Task goal -
Reproduce every line of the records below verbatim, omitting the pictures.

Source material -
= = =
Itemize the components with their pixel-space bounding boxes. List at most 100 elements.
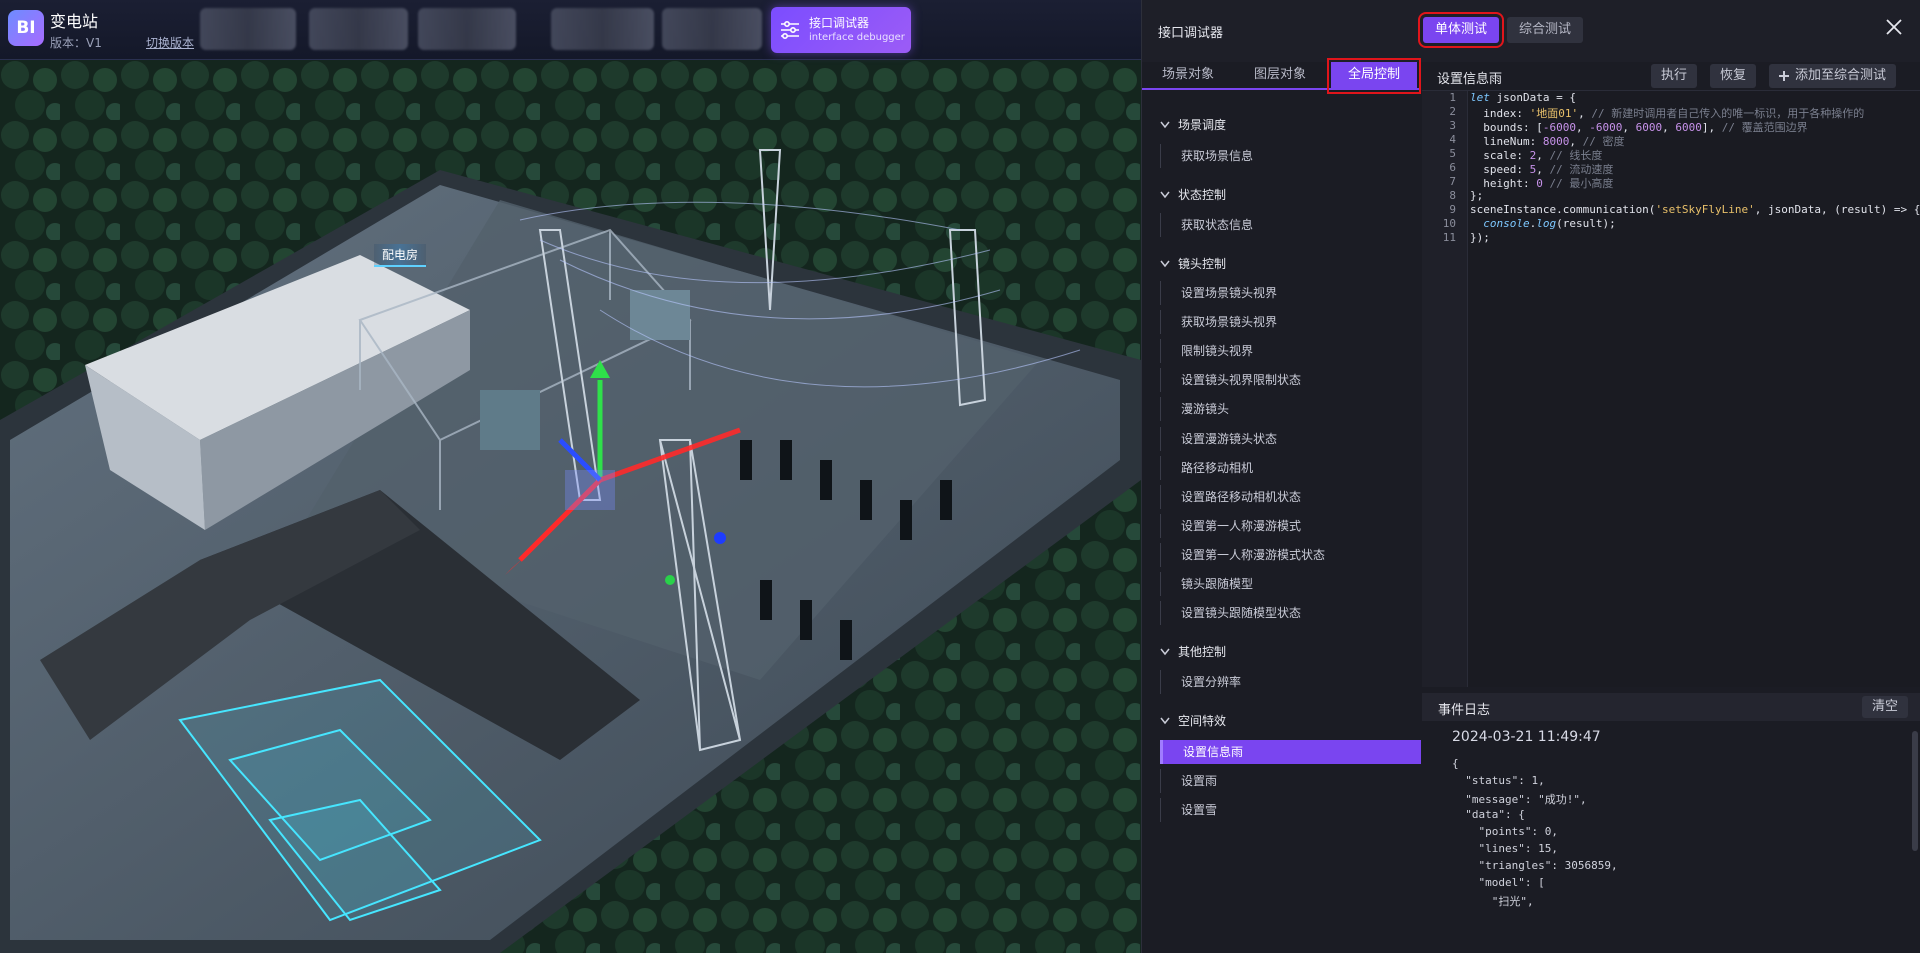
tree-item[interactable]: 设置镜头视界限制状态: [1160, 368, 1421, 392]
log-line: "lines": 15,: [1452, 842, 1558, 855]
code-token: jsonData = {: [1489, 91, 1576, 104]
code-line: speed: 5, // 流动速度: [1470, 161, 1613, 176]
tab-scene-objects[interactable]: 场景对象: [1142, 62, 1234, 90]
chevron-down-icon: [1160, 648, 1170, 655]
tree-item-get-scene-info[interactable]: 获取场景信息: [1160, 144, 1421, 168]
code-line: bounds: [-6000, -6000, 6000, 6000], // 覆…: [1470, 119, 1808, 134]
code-token: ],: [1701, 121, 1722, 134]
tree-item[interactable]: 镜头跟随模型: [1160, 572, 1421, 596]
plus-icon: [1779, 71, 1789, 81]
line-number: 8: [1449, 189, 1456, 202]
app-root: BI 变电站 版本：V1 切换版本 接口调试器 interface debugg…: [0, 0, 1920, 953]
tree-item-set-resolution[interactable]: 设置分辨率: [1160, 670, 1421, 694]
tree-item[interactable]: 设置第一人称漫游模式: [1160, 514, 1421, 538]
top-bar: BI 变电站 版本：V1 切换版本 接口调试器 interface debugg…: [0, 0, 1141, 60]
tab-layer-objects[interactable]: 图层对象: [1234, 62, 1326, 90]
code-line: scale: 2, // 线长度: [1470, 147, 1602, 162]
tree-group-label: 空间特效: [1178, 714, 1227, 728]
line-number-gutter: 1 2 3 4 5 6 7 8 9 10 11: [1422, 91, 1468, 687]
editor-header: 设置信息雨 执行 恢复 添加至综合测试: [1421, 62, 1920, 92]
log-scrollbar[interactable]: [1912, 731, 1918, 851]
tab-global-control[interactable]: 全局控制: [1327, 58, 1421, 94]
tree-item[interactable]: 获取场景镜头视界: [1160, 310, 1421, 334]
chevron-down-icon: [1160, 191, 1170, 198]
log-timestamp: 2024-03-21 11:49:47: [1452, 729, 1601, 745]
app-logo: BI: [8, 10, 44, 46]
log-line: "扫光",: [1452, 895, 1534, 908]
tree-item[interactable]: 路径移动相机: [1160, 456, 1421, 480]
code-token: // 覆盖范围边界: [1721, 121, 1808, 134]
api-tree: 场景调度 获取场景信息 状态控制 获取状态信息 镜头控制 设置场景镜头视界 获取…: [1142, 100, 1421, 953]
building-label[interactable]: 配电房: [374, 244, 427, 267]
tree-item[interactable]: 设置第一人称漫游模式状态: [1160, 543, 1421, 567]
line-number: 1: [1449, 91, 1456, 104]
blurred-nav-tab[interactable]: [200, 8, 296, 50]
code-token: let: [1470, 91, 1490, 104]
code-line: sceneInstance.communication('setSkyFlyLi…: [1470, 203, 1920, 217]
blurred-nav-tab[interactable]: [662, 8, 762, 50]
integrated-test-button[interactable]: 综合测试: [1507, 17, 1584, 43]
line-number: 7: [1449, 175, 1456, 188]
switch-version-link[interactable]: 切换版本: [146, 34, 194, 51]
chevron-down-icon: [1160, 260, 1170, 267]
tree-group-camera-control[interactable]: 镜头控制: [1160, 255, 1226, 272]
code-token: // 最小高度: [1549, 177, 1614, 190]
restore-button[interactable]: 恢复: [1710, 64, 1757, 88]
tree-item[interactable]: 设置漫游镜头状态: [1160, 427, 1421, 451]
event-log[interactable]: 2024-03-21 11:49:47 { "status": 1, "mess…: [1422, 721, 1920, 953]
editor-title: 设置信息雨: [1437, 72, 1503, 87]
line-number: 3: [1449, 119, 1456, 132]
blurred-nav-tab[interactable]: [418, 8, 516, 50]
code-line: };: [1470, 189, 1483, 203]
tree-group-label: 场景调度: [1178, 118, 1227, 132]
tree-item[interactable]: 限制镜头视界: [1160, 339, 1421, 363]
event-log-title: 事件日志: [1438, 703, 1491, 718]
code-token: log: [1536, 217, 1557, 230]
log-line: "points": 0,: [1452, 825, 1558, 838]
blurred-nav-tab[interactable]: [551, 8, 654, 50]
code-token: (result);: [1556, 217, 1616, 230]
line-number: 10: [1442, 217, 1456, 230]
sliders-icon: [781, 20, 799, 40]
unit-test-button[interactable]: 单体测试: [1417, 12, 1505, 48]
run-button[interactable]: 执行: [1651, 64, 1698, 88]
tree-group-spatial-effects[interactable]: 空间特效: [1160, 712, 1226, 729]
clear-log-button[interactable]: 清空: [1861, 696, 1908, 718]
blurred-nav-tab[interactable]: [309, 8, 408, 50]
chevron-down-icon: [1160, 121, 1170, 128]
log-line: "model": [: [1452, 876, 1545, 889]
tree-group-other-control[interactable]: 其他控制: [1160, 643, 1226, 660]
category-tabs: 场景对象 图层对象 全局控制: [1142, 58, 1421, 94]
code-token: console: [1483, 217, 1530, 230]
close-icon[interactable]: [1883, 16, 1905, 38]
scene-viewport[interactable]: 配电房: [0, 60, 1141, 953]
tree-group-state-control[interactable]: 状态控制: [1160, 186, 1226, 203]
line-number: 4: [1449, 133, 1456, 146]
code-line: index: '地面01', // 新建时调用者自己传入的唯一标识，用于各种操作…: [1470, 105, 1864, 120]
tree-group-label: 其他控制: [1178, 645, 1227, 659]
tree-group-label: 镜头控制: [1178, 257, 1227, 271]
line-number: 5: [1449, 147, 1456, 160]
tree-item[interactable]: 设置路径移动相机状态: [1160, 485, 1421, 509]
code-token: sceneInstance.communication(: [1470, 203, 1656, 216]
interface-debugger-button[interactable]: 接口调试器 interface debugger: [771, 7, 911, 53]
code-line: });: [1470, 231, 1490, 245]
tree-item-set-info-rain[interactable]: 设置信息雨: [1160, 740, 1421, 764]
tree-item[interactable]: 设置镜头跟随模型状态: [1160, 601, 1421, 625]
tree-group-scene-dispatch[interactable]: 场景调度: [1160, 116, 1226, 133]
chevron-down-icon: [1160, 717, 1170, 724]
tree-item-set-rain[interactable]: 设置雨: [1160, 769, 1421, 793]
code-token: 6000: [1675, 121, 1702, 134]
code-line: console.log(result);: [1470, 217, 1616, 231]
code-editor[interactable]: 1 2 3 4 5 6 7 8 9 10 11 let jsonData = { index: '地…: [1422, 90, 1920, 687]
tree-item[interactable]: 设置场景镜头视界: [1160, 281, 1421, 305]
tree-item-set-snow[interactable]: 设置雪: [1160, 798, 1421, 822]
code-line: height: 0 // 最小高度: [1470, 175, 1614, 190]
debug-button-label: 接口调试器: [809, 16, 870, 30]
line-number: 11: [1442, 231, 1456, 244]
tree-item[interactable]: 漫游镜头: [1160, 397, 1421, 421]
add-to-integrated-button[interactable]: 添加至综合测试: [1769, 64, 1897, 88]
tree-item-get-state-info[interactable]: 获取状态信息: [1160, 213, 1421, 237]
line-number: 2: [1449, 105, 1456, 118]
= = =
Full answer -
Itemize the components with their pixel-space bounding boxes. List at most 100 elements.
tree-item[interactable]: 设置镜头视界限制状态: [1160, 368, 1421, 392]
log-line: "lines": 15,: [1452, 842, 1558, 855]
code-token: jsonData = {: [1489, 91, 1576, 104]
code-line: speed: 5, // 流动速度: [1470, 161, 1613, 176]
tab-scene-objects[interactable]: 场景对象: [1142, 62, 1234, 90]
chevron-down-icon: [1160, 648, 1170, 655]
tree-item-get-scene-info[interactable]: 获取场景信息: [1160, 144, 1421, 168]
code-line: bounds: [-6000, -6000, 6000, 6000], // 覆…: [1470, 119, 1808, 134]
code-token: ],: [1701, 121, 1722, 134]
tree-item[interactable]: 镜头跟随模型: [1160, 572, 1421, 596]
plus-icon: [1779, 71, 1789, 81]
line-number: 8: [1449, 189, 1456, 202]
app-root: BI 变电站 版本：V1 切换版本 接口调试器 interface debugg…: [0, 0, 1920, 953]
tree-item-set-resolution[interactable]: 设置分辨率: [1160, 670, 1421, 694]
tree-item[interactable]: 设置第一人称漫游模式: [1160, 514, 1421, 538]
top-bar: BI 变电站 版本：V1 切换版本 接口调试器 interface debugg…: [0, 0, 1141, 60]
tab-layer-objects[interactable]: 图层对象: [1234, 62, 1326, 90]
code-line: scale: 2, // 线长度: [1470, 147, 1602, 162]
tree-group-label: 空间特效: [1178, 714, 1227, 728]
line-number-gutter: 1 2 3 4 5 6 7 8 9 10 11: [1422, 91, 1468, 687]
editor-header: 设置信息雨 执行 恢复 添加至综合测试: [1421, 62, 1920, 92]
log-scrollbar[interactable]: [1912, 731, 1918, 851]
tab-global-control[interactable]: 全局控制: [1327, 58, 1421, 94]
tree-item[interactable]: 获取场景镜头视界: [1160, 310, 1421, 334]
chevron-down-icon: [1160, 191, 1170, 198]
log-timestamp: 2024-03-21 11:49:47: [1452, 729, 1601, 745]
app-logo: BI: [8, 10, 44, 46]
log-line: "扫光",: [1452, 895, 1534, 908]
tree-item[interactable]: 路径移动相机: [1160, 456, 1421, 480]
code-token: // 覆盖范围边界: [1721, 121, 1808, 134]
api-tree: 场景调度 获取场景信息 状态控制 获取状态信息 镜头控制 设置场景镜头视界 获取…: [1142, 100, 1421, 953]
building-label[interactable]: 配电房: [374, 244, 427, 267]
tree-item[interactable]: 设置第一人称漫游模式状态: [1160, 543, 1421, 567]
line-number: 1: [1449, 91, 1456, 104]
blurred-nav-tab[interactable]: [200, 8, 296, 50]
code-token: let: [1470, 91, 1490, 104]
code-line: sceneInstance.communication('setSkyFlyLi…: [1470, 203, 1920, 217]
blurred-nav-tab[interactable]: [662, 8, 762, 50]
integrated-test-button[interactable]: 综合测试: [1507, 17, 1584, 43]
line-number: 7: [1449, 175, 1456, 188]
switch-version-link[interactable]: 切换版本: [146, 34, 194, 51]
chevron-down-icon: [1160, 260, 1170, 267]
tree-group-camera-control[interactable]: 镜头控制: [1160, 255, 1226, 272]
code-token: // 最小高度: [1549, 177, 1614, 190]
restore-button[interactable]: 恢复: [1710, 64, 1757, 88]
tree-item[interactable]: 设置漫游镜头状态: [1160, 427, 1421, 451]
event-log[interactable]: 2024-03-21 11:49:47 { "status": 1, "mess…: [1422, 721, 1920, 953]
editor-title: 设置信息雨: [1437, 72, 1503, 87]
line-number: 3: [1449, 119, 1456, 132]
blurred-nav-tab[interactable]: [418, 8, 516, 50]
code-line: };: [1470, 189, 1483, 203]
tree-group-label: 场景调度: [1178, 118, 1227, 132]
tree-item[interactable]: 限制镜头视界: [1160, 339, 1421, 363]
event-log-title: 事件日志: [1438, 703, 1491, 718]
code-token: log: [1536, 217, 1557, 230]
log-line: "points": 0,: [1452, 825, 1558, 838]
blurred-nav-tab[interactable]: [551, 8, 654, 50]
code-token: (result);: [1556, 217, 1616, 230]
line-number: 10: [1442, 217, 1456, 230]
sliders-icon: [781, 20, 799, 40]
unit-test-button[interactable]: 单体测试: [1417, 12, 1505, 48]
run-button[interactable]: 执行: [1651, 64, 1698, 88]
tree-group-spatial-effects[interactable]: 空间特效: [1160, 712, 1226, 729]
clear-log-button[interactable]: 清空: [1861, 696, 1908, 718]
blurred-nav-tab[interactable]: [309, 8, 408, 50]
chevron-down-icon: [1160, 121, 1170, 128]
log-line: "model": [: [1452, 876, 1545, 889]
tree-group-other-control[interactable]: 其他控制: [1160, 643, 1226, 660]
category-tabs: 场景对象 图层对象 全局控制: [1142, 58, 1421, 94]
code-token: console: [1483, 217, 1530, 230]
close-icon[interactable]: [1883, 16, 1905, 38]
scene-viewport[interactable]: 配电房: [0, 60, 1141, 953]
tree-group-state-control[interactable]: 状态控制: [1160, 186, 1226, 203]
line-number: 4: [1449, 133, 1456, 146]
code-line: index: '地面01', // 新建时调用者自己传入的唯一标识，用于各种操作…: [1470, 105, 1864, 120]
tree-group-label: 其他控制: [1178, 645, 1227, 659]
tree-group-label: 镜头控制: [1178, 257, 1227, 271]
line-number: 5: [1449, 147, 1456, 160]
tree-item[interactable]: 设置路径移动相机状态: [1160, 485, 1421, 509]
code-token: sceneInstance.communication(: [1470, 203, 1656, 216]
interface-debugger-button[interactable]: 接口调试器 interface debugger: [771, 7, 911, 53]
code-line: });: [1470, 231, 1490, 245]
tree-item-set-info-rain[interactable]: 设置信息雨: [1160, 740, 1421, 764]
tree-item[interactable]: 设置镜头跟随模型状态: [1160, 601, 1421, 625]
tree-group-scene-dispatch[interactable]: 场景调度: [1160, 116, 1226, 133]
chevron-down-icon: [1160, 717, 1170, 724]
tree-item-set-rain[interactable]: 设置雨: [1160, 769, 1421, 793]
code-token: 6000: [1675, 121, 1702, 134]
code-line: console.log(result);: [1470, 217, 1616, 231]
code-editor[interactable]: 1 2 3 4 5 6 7 8 9 10 11 let jsonData = { index: '地…: [1422, 90, 1920, 687]
tree-item[interactable]: 设置场景镜头视界: [1160, 281, 1421, 305]
tree-item-set-snow[interactable]: 设置雪: [1160, 798, 1421, 822]
code-line: height: 0 // 最小高度: [1470, 175, 1614, 190]
debug-button-label: 接口调试器: [809, 16, 870, 30]
line-number: 11: [1442, 231, 1456, 244]
tree-item[interactable]: 漫游镜头: [1160, 397, 1421, 421]
add-to-integrated-button[interactable]: 添加至综合测试: [1769, 64, 1897, 88]
tree-item-get-state-info[interactable]: 获取状态信息: [1160, 213, 1421, 237]
line-number: 2: [1449, 105, 1456, 118]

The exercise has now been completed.